● **Rows from a dataset**
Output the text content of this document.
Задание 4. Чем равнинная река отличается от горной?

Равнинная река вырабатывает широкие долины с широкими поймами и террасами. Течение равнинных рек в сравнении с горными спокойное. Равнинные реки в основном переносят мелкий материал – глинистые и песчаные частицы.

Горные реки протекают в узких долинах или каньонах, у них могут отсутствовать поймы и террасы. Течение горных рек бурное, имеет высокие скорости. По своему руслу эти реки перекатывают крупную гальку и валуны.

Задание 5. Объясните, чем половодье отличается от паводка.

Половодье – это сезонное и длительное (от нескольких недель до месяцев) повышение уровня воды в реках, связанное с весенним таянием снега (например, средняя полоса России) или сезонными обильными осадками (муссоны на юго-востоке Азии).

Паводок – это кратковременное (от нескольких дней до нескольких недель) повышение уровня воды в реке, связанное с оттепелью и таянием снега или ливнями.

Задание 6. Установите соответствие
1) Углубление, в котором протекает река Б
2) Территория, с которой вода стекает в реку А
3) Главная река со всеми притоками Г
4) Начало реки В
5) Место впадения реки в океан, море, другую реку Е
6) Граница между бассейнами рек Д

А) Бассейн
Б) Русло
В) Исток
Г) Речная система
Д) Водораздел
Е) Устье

● **Your task**
Write out every entry exactly as given.

● **Reply**
Output the text content of this document.
Задание 4. Чем равнинная река отличается от горной?

Равнинная река вырабатывает широкие долины с широкими поймами и террасами. Течение равнинных рек в сравнении с горными спокойное. Равнинные реки в основном переносят мелкий материал – глинистые и песчаные частицы.

Горные реки протекают в узких долинах или каньонах, у них могут отсутствовать поймы и террасы. Течение горных рек бурное, имеет высокие скорости. По своему руслу эти реки перекатывают крупную гальку и валуны.

Задание 5. Объясните, чем половодье отличается от паводка.

Половодье – это сезонное и длительное (от нескольких недель до месяцев) повышение уровня воды в реках, связанное с весенним таянием снега (например, средняя полоса России) или сезонными обильными осадками (муссоны на юго-востоке Азии).

Паводок – это кратковременное (от нескольких дней до нескольких недель) повышение уровня воды в реке, связанное с оттепелью и таянием снега или ливнями.

Задание 6. Установите соответствие
1) Углубление, в котором протекает река Б
2) Территория, с которой вода стекает в реку А
3) Главная река со всеми притоками Г
4) Начало реки В
5) Место впадения реки в океан, море, другую реку Е
6) Граница между бассейнами рек Д

А) Бассейн
Б) Русло
В) Исток
Г) Речная система
Д) Водораздел
Е) Устье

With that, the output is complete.